Records that describe figures
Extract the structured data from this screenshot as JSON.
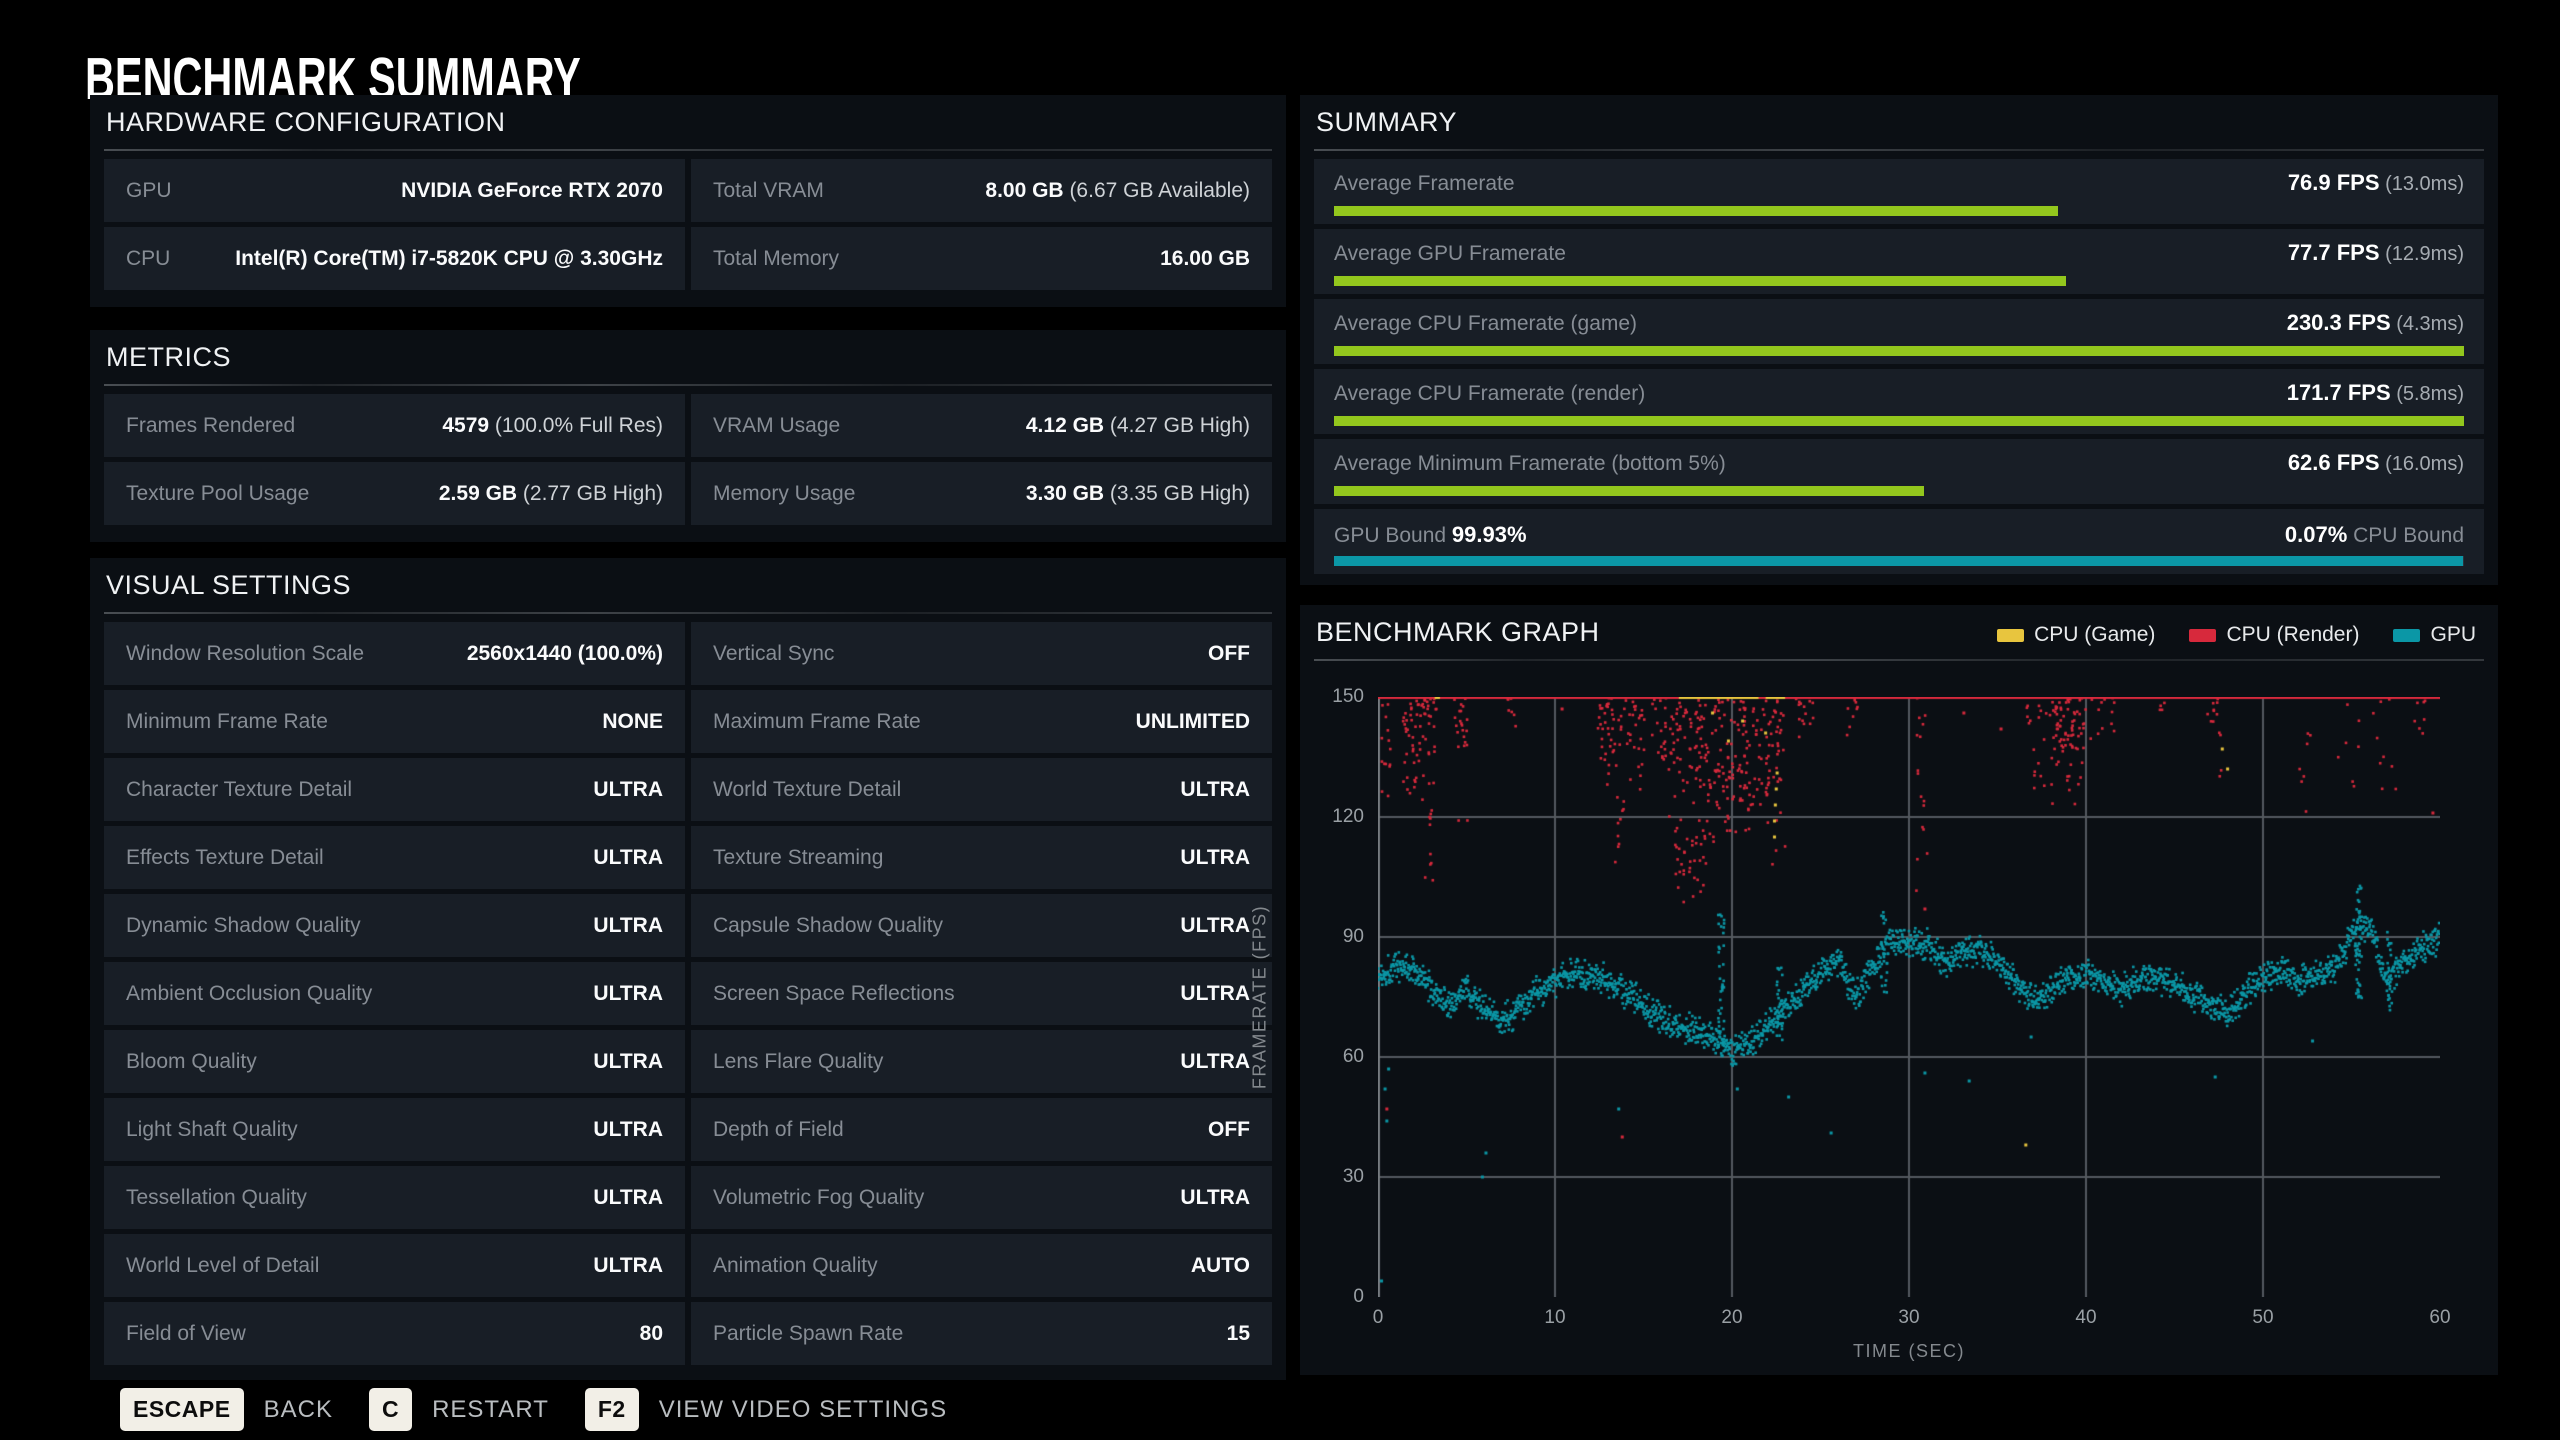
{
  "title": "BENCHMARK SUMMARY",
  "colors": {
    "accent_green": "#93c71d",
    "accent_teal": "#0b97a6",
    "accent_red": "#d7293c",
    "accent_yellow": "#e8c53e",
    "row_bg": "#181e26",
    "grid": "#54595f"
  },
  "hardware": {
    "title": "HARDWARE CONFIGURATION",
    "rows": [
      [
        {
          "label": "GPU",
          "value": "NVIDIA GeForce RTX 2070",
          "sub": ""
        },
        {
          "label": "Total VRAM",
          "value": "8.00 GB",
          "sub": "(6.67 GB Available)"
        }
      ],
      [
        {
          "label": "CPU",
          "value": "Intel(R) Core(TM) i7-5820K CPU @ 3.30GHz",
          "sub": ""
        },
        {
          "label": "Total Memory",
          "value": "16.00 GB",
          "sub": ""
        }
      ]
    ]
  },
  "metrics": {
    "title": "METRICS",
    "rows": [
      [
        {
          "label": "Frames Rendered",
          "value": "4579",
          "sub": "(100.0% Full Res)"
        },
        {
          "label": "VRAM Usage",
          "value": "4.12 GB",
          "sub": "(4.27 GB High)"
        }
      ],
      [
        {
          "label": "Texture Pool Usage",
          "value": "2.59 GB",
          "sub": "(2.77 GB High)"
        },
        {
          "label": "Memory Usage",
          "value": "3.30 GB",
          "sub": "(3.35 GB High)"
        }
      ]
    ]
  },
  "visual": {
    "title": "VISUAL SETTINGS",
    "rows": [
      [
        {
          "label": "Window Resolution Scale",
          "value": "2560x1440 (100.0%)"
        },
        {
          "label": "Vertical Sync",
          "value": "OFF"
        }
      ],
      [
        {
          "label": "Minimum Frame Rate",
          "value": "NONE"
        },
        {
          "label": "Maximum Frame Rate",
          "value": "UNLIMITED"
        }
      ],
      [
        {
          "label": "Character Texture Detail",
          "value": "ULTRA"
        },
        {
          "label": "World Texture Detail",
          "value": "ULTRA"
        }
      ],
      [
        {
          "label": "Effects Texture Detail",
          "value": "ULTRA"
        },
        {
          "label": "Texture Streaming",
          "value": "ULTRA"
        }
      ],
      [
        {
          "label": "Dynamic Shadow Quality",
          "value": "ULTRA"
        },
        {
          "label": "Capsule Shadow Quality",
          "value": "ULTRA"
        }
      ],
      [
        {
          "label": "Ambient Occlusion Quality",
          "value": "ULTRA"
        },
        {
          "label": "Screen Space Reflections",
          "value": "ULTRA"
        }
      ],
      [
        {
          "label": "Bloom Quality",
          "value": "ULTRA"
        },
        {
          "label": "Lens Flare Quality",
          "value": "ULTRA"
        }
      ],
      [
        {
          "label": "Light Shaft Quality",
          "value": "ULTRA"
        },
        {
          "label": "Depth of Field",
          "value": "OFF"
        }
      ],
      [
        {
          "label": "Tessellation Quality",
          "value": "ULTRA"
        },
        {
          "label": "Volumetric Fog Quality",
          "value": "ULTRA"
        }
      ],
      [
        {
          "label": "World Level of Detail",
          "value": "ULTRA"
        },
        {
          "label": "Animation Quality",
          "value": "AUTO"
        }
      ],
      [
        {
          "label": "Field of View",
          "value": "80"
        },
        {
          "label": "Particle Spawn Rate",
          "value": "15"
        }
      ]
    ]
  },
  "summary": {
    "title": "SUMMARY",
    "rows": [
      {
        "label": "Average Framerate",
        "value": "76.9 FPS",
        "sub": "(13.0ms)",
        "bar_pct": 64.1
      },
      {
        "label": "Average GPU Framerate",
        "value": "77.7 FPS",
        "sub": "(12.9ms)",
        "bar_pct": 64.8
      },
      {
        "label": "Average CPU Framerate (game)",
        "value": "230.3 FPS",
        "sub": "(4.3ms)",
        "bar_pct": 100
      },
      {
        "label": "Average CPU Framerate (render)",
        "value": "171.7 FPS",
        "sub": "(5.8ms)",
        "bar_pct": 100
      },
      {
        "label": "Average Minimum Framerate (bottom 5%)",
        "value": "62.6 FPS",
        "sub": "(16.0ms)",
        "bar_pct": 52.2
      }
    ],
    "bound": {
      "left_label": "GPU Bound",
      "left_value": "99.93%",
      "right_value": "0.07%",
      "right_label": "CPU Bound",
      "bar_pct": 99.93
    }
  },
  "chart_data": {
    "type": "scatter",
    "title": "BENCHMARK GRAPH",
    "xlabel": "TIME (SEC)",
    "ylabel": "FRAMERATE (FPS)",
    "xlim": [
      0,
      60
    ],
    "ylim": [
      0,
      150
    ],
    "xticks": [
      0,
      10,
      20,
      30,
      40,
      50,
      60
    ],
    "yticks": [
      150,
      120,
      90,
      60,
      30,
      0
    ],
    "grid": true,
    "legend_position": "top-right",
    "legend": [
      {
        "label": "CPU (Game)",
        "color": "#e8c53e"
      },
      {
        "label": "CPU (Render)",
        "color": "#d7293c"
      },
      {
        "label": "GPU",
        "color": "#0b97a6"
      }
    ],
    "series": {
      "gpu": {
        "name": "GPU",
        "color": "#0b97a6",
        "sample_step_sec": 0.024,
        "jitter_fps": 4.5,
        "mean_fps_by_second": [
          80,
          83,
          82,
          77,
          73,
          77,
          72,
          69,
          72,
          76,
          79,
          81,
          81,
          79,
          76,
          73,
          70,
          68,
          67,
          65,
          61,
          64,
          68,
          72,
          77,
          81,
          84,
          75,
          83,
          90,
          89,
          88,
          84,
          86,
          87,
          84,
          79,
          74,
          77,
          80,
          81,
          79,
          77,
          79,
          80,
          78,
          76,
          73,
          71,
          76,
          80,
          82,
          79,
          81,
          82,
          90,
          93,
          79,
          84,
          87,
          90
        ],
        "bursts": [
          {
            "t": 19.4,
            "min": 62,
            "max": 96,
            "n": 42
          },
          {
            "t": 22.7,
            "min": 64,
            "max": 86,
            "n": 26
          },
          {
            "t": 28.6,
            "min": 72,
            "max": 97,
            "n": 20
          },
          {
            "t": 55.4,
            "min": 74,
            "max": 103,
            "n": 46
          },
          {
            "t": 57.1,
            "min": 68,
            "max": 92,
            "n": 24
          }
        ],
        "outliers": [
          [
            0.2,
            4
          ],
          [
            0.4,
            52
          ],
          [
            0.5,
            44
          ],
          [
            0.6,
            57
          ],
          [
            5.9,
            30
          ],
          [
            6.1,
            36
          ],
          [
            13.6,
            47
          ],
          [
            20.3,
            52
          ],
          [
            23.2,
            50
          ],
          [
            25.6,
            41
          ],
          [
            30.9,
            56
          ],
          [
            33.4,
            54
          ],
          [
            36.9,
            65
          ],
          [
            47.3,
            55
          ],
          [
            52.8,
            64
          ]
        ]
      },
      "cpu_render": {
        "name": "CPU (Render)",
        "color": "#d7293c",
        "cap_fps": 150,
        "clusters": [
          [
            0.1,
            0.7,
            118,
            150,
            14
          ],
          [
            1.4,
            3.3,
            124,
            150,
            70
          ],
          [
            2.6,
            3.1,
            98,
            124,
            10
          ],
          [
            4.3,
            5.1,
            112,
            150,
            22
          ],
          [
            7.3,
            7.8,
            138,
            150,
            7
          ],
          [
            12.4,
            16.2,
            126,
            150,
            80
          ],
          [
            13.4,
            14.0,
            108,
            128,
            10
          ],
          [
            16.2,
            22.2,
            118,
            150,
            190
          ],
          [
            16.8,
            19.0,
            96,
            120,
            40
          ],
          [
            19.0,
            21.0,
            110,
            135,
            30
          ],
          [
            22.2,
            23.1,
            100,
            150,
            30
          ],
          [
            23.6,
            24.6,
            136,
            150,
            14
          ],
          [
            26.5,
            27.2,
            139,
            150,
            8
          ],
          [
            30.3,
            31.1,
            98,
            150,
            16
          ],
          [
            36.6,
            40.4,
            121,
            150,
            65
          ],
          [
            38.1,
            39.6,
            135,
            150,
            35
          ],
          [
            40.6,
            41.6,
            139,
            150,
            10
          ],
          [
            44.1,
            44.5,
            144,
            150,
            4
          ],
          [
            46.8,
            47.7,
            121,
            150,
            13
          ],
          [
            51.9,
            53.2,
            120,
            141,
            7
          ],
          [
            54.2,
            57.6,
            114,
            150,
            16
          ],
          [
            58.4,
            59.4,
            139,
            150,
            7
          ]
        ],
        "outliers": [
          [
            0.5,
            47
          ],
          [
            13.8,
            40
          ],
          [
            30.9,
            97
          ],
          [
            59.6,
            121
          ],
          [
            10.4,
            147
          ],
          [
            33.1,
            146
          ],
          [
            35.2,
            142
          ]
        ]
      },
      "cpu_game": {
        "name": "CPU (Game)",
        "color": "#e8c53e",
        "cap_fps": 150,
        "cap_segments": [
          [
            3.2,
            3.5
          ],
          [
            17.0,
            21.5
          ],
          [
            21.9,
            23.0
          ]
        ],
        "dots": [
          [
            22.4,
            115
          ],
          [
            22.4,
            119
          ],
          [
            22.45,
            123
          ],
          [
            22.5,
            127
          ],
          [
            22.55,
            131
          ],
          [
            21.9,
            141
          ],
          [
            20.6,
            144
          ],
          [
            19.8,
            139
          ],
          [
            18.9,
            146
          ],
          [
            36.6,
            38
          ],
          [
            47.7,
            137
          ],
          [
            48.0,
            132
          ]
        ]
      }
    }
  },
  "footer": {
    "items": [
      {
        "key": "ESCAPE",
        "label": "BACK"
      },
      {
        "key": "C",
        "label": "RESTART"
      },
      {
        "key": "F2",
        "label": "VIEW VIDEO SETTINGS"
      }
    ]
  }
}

• Your instructions:
Go through the data and gather every line that holds "Texture".

• Exercise solution:
          "label": "Texture Pool Usage",
          "label": "Character Texture Detail",
          "label": "World Texture Detail",
          "label": "Effects Texture Detail",
          "label": "Texture Streaming",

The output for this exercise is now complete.